## start Extracted text

Motorsport News

What’s So Great About the Great American Race

Kyle Busch and Austin Dillon in line at the 2023 Daytona 500, NKP

In sports, it’s no secret that traditionally, a league’s biggest event of the year is typically its last one.

It’s also no secret that those same principles are not true in NASCAR.

For as long as most fans remember, the Daytona 500 has been the kickoff event for one of the longest seasons in the country.

For more than 36 straight weeks, some of the most talented wheelmen in the world will duke it out while crisscrossing the country in haulers decked out with space-age technology.

That all starts this Sunday, though, with the Great American Race. But why?

To know Daytona is to know Bill France, the founder of NASCAR and father of Jim France, the company’s current CEO.

After moving to the Daytona area from Washington to escape the Great Depression, France eventually found himself running his own repair shop at 316 Main Street Station in Daytona Beach, Fla., a location that still stands to this day. A lifelong race fan, France dove head first into the motorsport culture in the area, particularly of the beachfront, land speed record sort.

## end Extracted text
## start Data

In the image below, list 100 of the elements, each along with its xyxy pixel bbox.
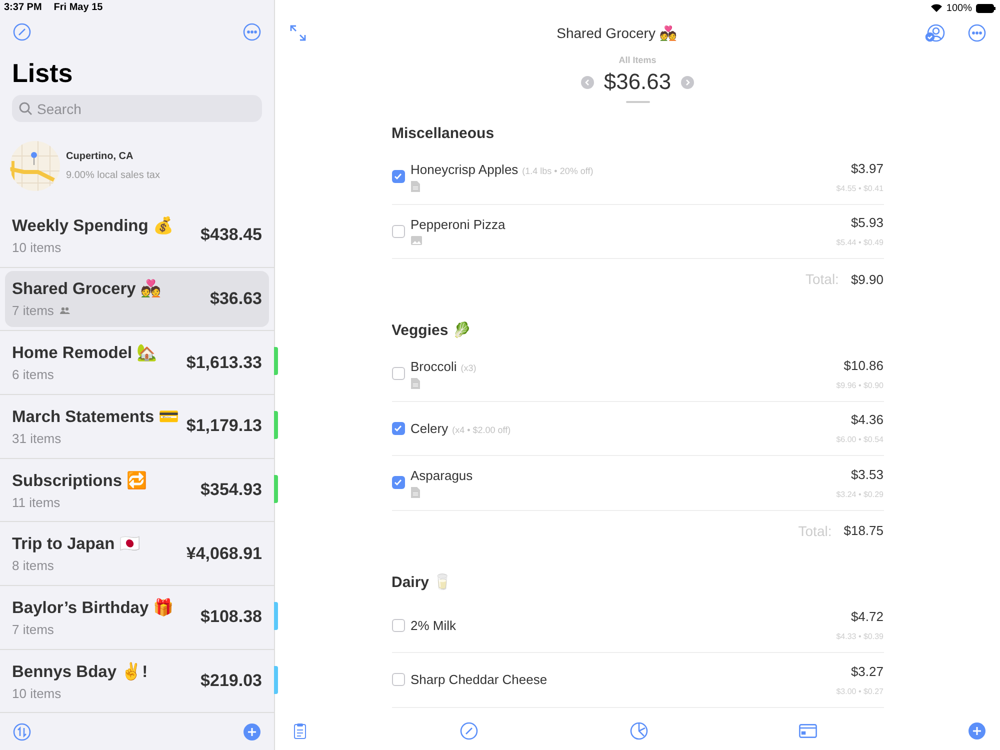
section-title: Veggies 🥬 [392, 320, 472, 341]
item-name: Sharp Cheddar Cheese [410, 672, 548, 688]
checkmark-icon [394, 173, 402, 180]
clipboard-icon [294, 723, 306, 739]
item-name: Honeycrisp Apples [410, 162, 518, 177]
list-item[interactable]: Shared Grocery 💑 7 items $36.63 [5, 270, 269, 328]
list-total: $1,179.13 [186, 416, 262, 436]
compose-icon [13, 22, 31, 41]
checkbox[interactable] [392, 422, 404, 435]
item-price: $3.27 [850, 664, 884, 679]
section-title: Dairy 🥛 [392, 572, 454, 592]
checkbox[interactable] [392, 673, 404, 686]
list-name: Baylor’s Birthday 🎁 [12, 598, 174, 618]
list-total: $1,613.33 [186, 352, 262, 373]
item-count: 8 items [12, 558, 54, 574]
list-total: $354.93 [200, 480, 262, 500]
status-time: 3:37 PM [4, 2, 42, 14]
list-item[interactable]: Home Remodel 🏡 6 items $1,613.33 [5, 334, 269, 391]
sidebar-title: Lists [11, 57, 74, 90]
section-title: Miscellaneous [392, 124, 496, 144]
add-list-button[interactable] [241, 720, 263, 743]
item-note: (x3) [460, 362, 476, 373]
list-item[interactable]: Weekly Spending 💰 10 items $438.45 [5, 206, 269, 264]
chevron-right-icon [681, 76, 694, 88]
battery-percent: 100% [946, 2, 972, 14]
list-name: March Statements 💳 [12, 406, 180, 427]
list-item[interactable]: Baylor’s Birthday 🎁 7 items $108.38 [5, 589, 269, 646]
location-city: Cupertino, CA [66, 151, 134, 162]
item-count: 10 items [12, 240, 62, 255]
item-price: $4.72 [850, 609, 884, 624]
item-name: Asparagus [410, 468, 473, 483]
item-price: $5.93 [850, 215, 884, 230]
list-name: Shared Grocery 💑 [12, 279, 162, 300]
person-check-icon [925, 24, 945, 42]
filter-label: All Items [618, 55, 656, 65]
document-icon [410, 378, 420, 389]
checkbox[interactable] [392, 224, 404, 238]
chart-button[interactable] [628, 720, 650, 742]
item-price: $3.53 [850, 466, 884, 482]
item-price: $10.86 [844, 358, 884, 373]
list-total: $108.38 [200, 607, 262, 628]
document-icon [410, 486, 420, 498]
list-item[interactable]: Trip to Japan 🇯🇵 8 items ¥4,068.91 [5, 525, 269, 582]
more-button[interactable] [966, 22, 988, 44]
image-icon [410, 236, 422, 246]
more-button[interactable] [241, 20, 263, 43]
item-name: 2% Milk [410, 618, 456, 633]
add-item-button[interactable] [966, 720, 988, 742]
item-note: (x4 • $2.00 off) [452, 424, 511, 435]
list-total: $438.45 [200, 225, 262, 246]
add-icon [968, 722, 986, 740]
item-count: 10 items [12, 686, 62, 701]
item-price: $4.36 [850, 412, 884, 428]
checkbox[interactable] [392, 618, 404, 632]
battery-icon [976, 4, 996, 12]
list-name: Weekly Spending 💰 [12, 216, 174, 236]
grand-total: $36.63 [604, 69, 672, 95]
section-total: $18.75 [844, 523, 884, 538]
item-count: 6 items [12, 367, 54, 382]
list-name: Subscriptions 🔁 [12, 470, 148, 491]
item-count: 11 items [12, 494, 60, 510]
compose-icon [460, 722, 478, 740]
list-item[interactable]: Subscriptions 🔁 11 items $354.93 [5, 462, 269, 518]
compose-button[interactable] [11, 20, 33, 43]
pie-chart-icon [630, 722, 648, 740]
list-title: Shared Grocery 💑 [556, 25, 676, 41]
item-count: 7 items [12, 622, 54, 637]
credit-card-icon [798, 724, 817, 738]
search-field[interactable]: Search [12, 95, 262, 122]
list-name: Home Remodel 🏡 [12, 343, 158, 364]
item-count: 31 items [12, 430, 62, 446]
checkmark-icon [394, 424, 402, 432]
checkbox[interactable] [392, 170, 404, 184]
expand-icon [290, 25, 306, 41]
more-icon [968, 24, 986, 42]
item-count: 7 items [12, 303, 54, 318]
next-button[interactable] [681, 76, 694, 88]
previous-button[interactable] [580, 76, 594, 88]
list-total: $219.03 [200, 671, 262, 692]
sort-button[interactable] [11, 720, 33, 743]
list-item[interactable]: Bennys Bday ✌! 10 items $219.03 [5, 652, 269, 710]
status-date: Fri May 15 [54, 2, 103, 14]
item-price: $3.97 [850, 160, 884, 176]
checkmark-icon [394, 479, 402, 486]
list-name: Trip to Japan 🇯🇵 [12, 534, 140, 554]
compose-button[interactable] [458, 720, 480, 742]
sort-icon [13, 722, 31, 741]
list-total: ¥4,068.91 [186, 544, 262, 564]
sales-tax: 9.00% local sales tax [66, 170, 160, 182]
document-icon [410, 180, 420, 192]
wifi-icon [931, 4, 942, 12]
checkbox[interactable] [392, 367, 404, 380]
item-name: Broccoli [410, 358, 457, 374]
item-name: Celery [410, 420, 448, 436]
add-icon [243, 722, 261, 741]
section-total: $9.90 [850, 272, 884, 286]
more-icon [243, 22, 261, 41]
share-button[interactable] [924, 22, 946, 44]
item-name: Pepperoni Pizza [410, 217, 506, 232]
checkbox[interactable] [392, 476, 404, 490]
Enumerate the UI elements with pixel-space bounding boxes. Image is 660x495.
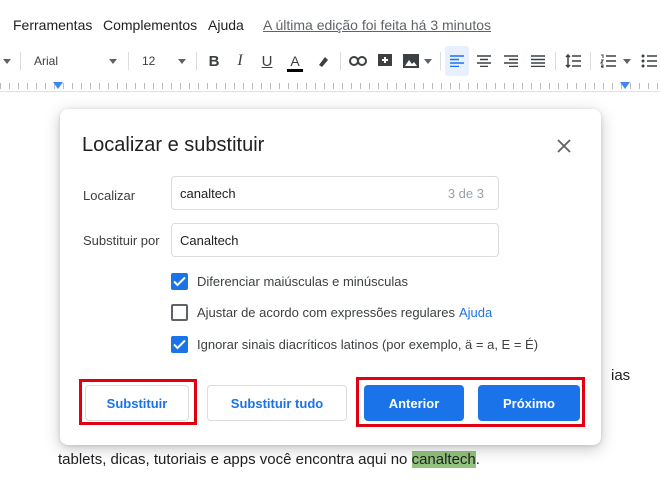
chevron-down-icon [109,58,117,64]
match-count: 3 de 3 [447,186,484,201]
style-dropdown-caret[interactable] [0,46,14,76]
find-input-value: canaltech [180,186,236,201]
bulleted-list-icon [641,54,657,68]
bold-button[interactable]: B [203,46,225,76]
align-center-button[interactable] [472,46,496,76]
regex-help-link[interactable]: Ajuda [459,305,492,320]
font-select[interactable]: Arial [28,46,123,76]
search-match-highlight: canaltech [411,451,476,468]
toolbar-divider [340,52,341,70]
add-comment-icon [378,54,392,66]
align-right-button[interactable] [499,46,523,76]
match-case-checkbox[interactable] [171,272,188,290]
regex-label: Ajustar de acordo com expressões regular… [197,305,492,320]
toolbar-divider [440,52,441,70]
align-justify-icon [531,55,545,67]
replace-input[interactable]: Canaltech [171,223,499,257]
toolbar-divider [555,52,556,70]
chevron-down-icon [3,58,11,64]
right-indent-marker[interactable] [620,82,630,89]
toolbar-divider [590,52,591,70]
chevron-down-icon [622,58,631,64]
checkmark-icon [173,276,186,286]
text-color-letter: A [290,53,300,69]
chevron-down-icon [423,58,432,64]
checkmark-icon [173,339,186,349]
close-icon [557,139,571,153]
link-icon [349,56,367,66]
highlight-button[interactable] [312,46,334,76]
insert-link-button[interactable] [346,46,370,76]
annotation-box-navigation [356,377,585,427]
regex-label-text: Ajustar de acordo com expressões regular… [197,304,455,320]
align-left-icon [450,55,464,67]
find-label: Localizar [83,188,136,203]
ruler[interactable] [0,80,660,92]
line-spacing-button[interactable] [561,46,585,76]
align-center-icon [477,55,491,67]
close-button[interactable] [553,135,575,157]
replace-label: Substituir por [83,233,160,248]
line-spacing-icon [565,54,581,68]
menu-complementos[interactable]: Complementos [103,17,197,33]
text-color-swatch [287,69,303,72]
document-text: tablets, dicas, tutoriais e apps você en… [58,451,412,468]
font-size-value: 12 [142,54,156,68]
insert-image-button[interactable] [400,46,434,76]
justify-button[interactable] [526,46,550,76]
font-name: Arial [34,54,59,68]
replace-all-button[interactable]: Substituir tudo [207,385,347,421]
replace-input-value: Canaltech [180,233,239,248]
align-right-icon [504,55,518,67]
option-regex[interactable]: Ajustar de acordo com expressões regular… [171,302,492,322]
match-case-label: Diferenciar maiúsculas e minúsculas [197,273,408,289]
menu-ajuda[interactable]: Ajuda [208,17,244,33]
italic-button[interactable]: I [229,46,251,76]
align-left-button[interactable] [445,46,469,76]
document-text-end: . [475,451,480,468]
toolbar-divider [128,52,129,70]
toolbar: Arial 12 B I U A [0,46,660,76]
insert-comment-button[interactable] [374,46,396,76]
ignore-diacritics-checkbox[interactable] [171,335,188,353]
numbered-list-icon [599,54,616,68]
dialog-title: Localizar e substituir [82,134,265,156]
left-indent-marker[interactable] [53,82,63,89]
chevron-down-icon [178,58,186,64]
find-input[interactable]: canaltech 3 de 3 [171,176,499,210]
ruler-ticks [0,83,660,89]
bulleted-list-button[interactable] [638,46,660,76]
regex-checkbox[interactable] [171,303,188,321]
option-ignore-diacritics[interactable]: Ignorar sinais diacríticos latinos (por … [171,334,538,354]
menu-bar: Ferramentas Complementos Ajuda A última … [0,0,660,46]
annotation-box-replace [79,379,197,425]
menu-ferramentas[interactable]: Ferramentas [13,17,92,33]
toolbar-divider [196,52,197,70]
image-icon [402,54,419,68]
option-match-case[interactable]: Diferenciar maiúsculas e minúsculas [171,271,408,291]
font-size-select[interactable]: 12 [136,46,192,76]
last-edit-link[interactable]: A última edição foi feita há 3 minutos [263,17,491,33]
underline-button[interactable]: U [256,46,278,76]
document-text-line: tablets, dicas, tutoriais e apps você en… [58,451,480,468]
marker-pen-icon [319,57,328,67]
document-text-fragment: ias [611,367,631,384]
text-color-button[interactable]: A [283,46,307,76]
numbered-list-button[interactable] [596,46,634,76]
toolbar-divider [20,52,21,70]
ignore-diacritics-label: Ignorar sinais diacríticos latinos (por … [197,336,539,352]
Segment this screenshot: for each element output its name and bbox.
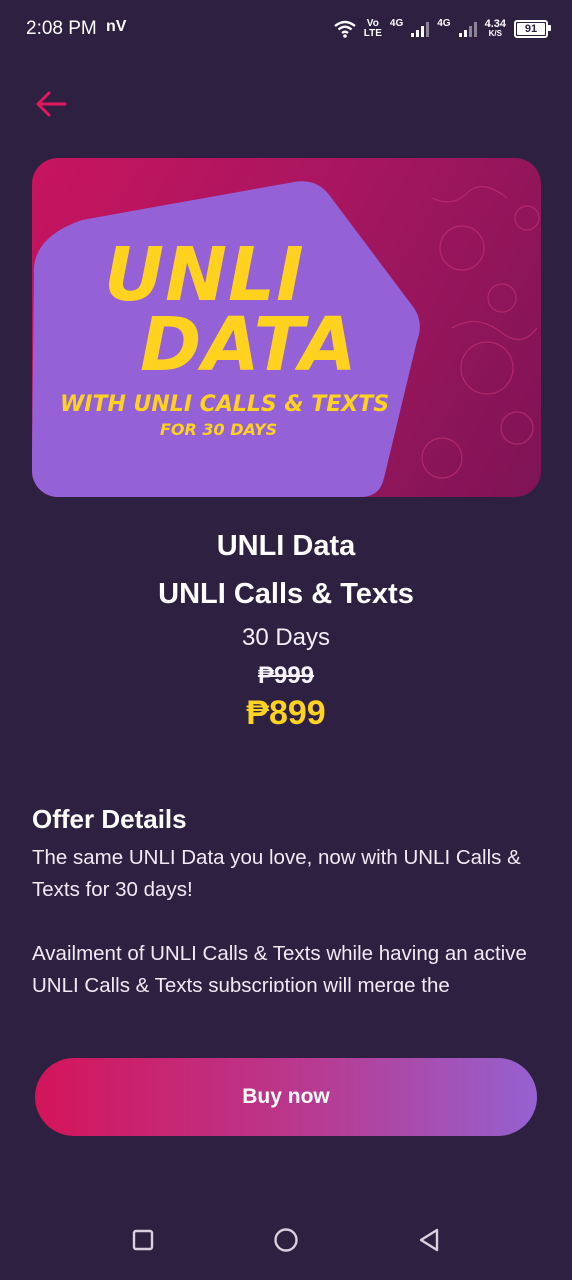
banner-heading-2: DATA [140, 302, 358, 388]
system-back-button[interactable] [407, 1218, 451, 1262]
back-button[interactable] [28, 82, 74, 126]
recent-apps-button[interactable] [121, 1218, 165, 1262]
status-time: 2:08 PM [26, 18, 97, 39]
network-speed: 4.34 K/S [484, 18, 506, 39]
banner-subheading-1: WITH UNLI CALLS & TEXTS [60, 392, 390, 417]
network-type-1: 4G [389, 17, 404, 29]
banner-subheading-2: FOR 30 DAYS [160, 420, 278, 439]
network-type-2: 4G [437, 17, 451, 29]
signal-icon-1 [411, 21, 430, 37]
original-price: ₱999 [257, 662, 315, 689]
signal-icon-2 [458, 21, 477, 37]
carrier-icon: nV [106, 18, 127, 35]
offer-details-heading: Offer Details [32, 804, 187, 834]
triangle-back-icon [419, 1228, 439, 1252]
system-nav-bar [0, 1200, 572, 1280]
square-icon [132, 1229, 154, 1251]
arrow-left-icon [36, 91, 67, 117]
offer-details-body[interactable]: The same UNLI Data you love, now with UN… [32, 842, 542, 992]
promo-banner: UNLI DATA WITH UNLI CALLS & TEXTS FOR 30… [32, 158, 541, 497]
banner-heading-1: UNLI [104, 232, 305, 318]
product-subtitle: UNLI Calls & Texts [158, 578, 414, 610]
status-bar: 2:08 PM nV Vo LTE 4G 4G 4.34 K/S 91 [0, 0, 572, 58]
product-title: UNLI Data [216, 530, 356, 562]
wifi-icon [333, 20, 356, 38]
buy-now-button[interactable]: Buy now [35, 1058, 537, 1136]
discounted-price: ₱899 [246, 694, 326, 732]
volte-icon: Vo LTE [363, 18, 382, 39]
product-duration: 30 Days [241, 624, 331, 651]
offer-paragraph: The same UNLI Data you love, now with UN… [32, 846, 521, 901]
circle-icon [274, 1228, 298, 1252]
battery-icon: 91 [514, 20, 551, 38]
status-icons: Vo LTE 4G 4G 4.34 K/S 91 [333, 16, 551, 42]
offer-paragraph: Availment of UNLI Calls & Texts while ha… [32, 942, 527, 992]
home-button[interactable] [264, 1218, 308, 1262]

## end Data

Problems:
[a] According to the Daytona 500 article, at what address did Bill France run his own repair shop?
[b] Copy the passage of the Daytona 500 article from "That all starts" to "speed record sort.".

Solutions to the exercise:
[a] 316 Main Street Station in Daytona Beach, Fla.

[b]
That all starts this Sunday, though, with the Great American Race. But why?

To know Daytona is to know Bill France, the founder of NASCAR and father of Jim France, the company’s current CEO.

After moving to the Daytona area from Washington to escape the Great Depression, France eventually found himself running his own repair shop at 316 Main Street Station in Daytona Beach, Fla., a location that still stands to this day. A lifelong race fan, France dove head first into the motorsport culture in the area, particularly of the beachfront, land speed record sort.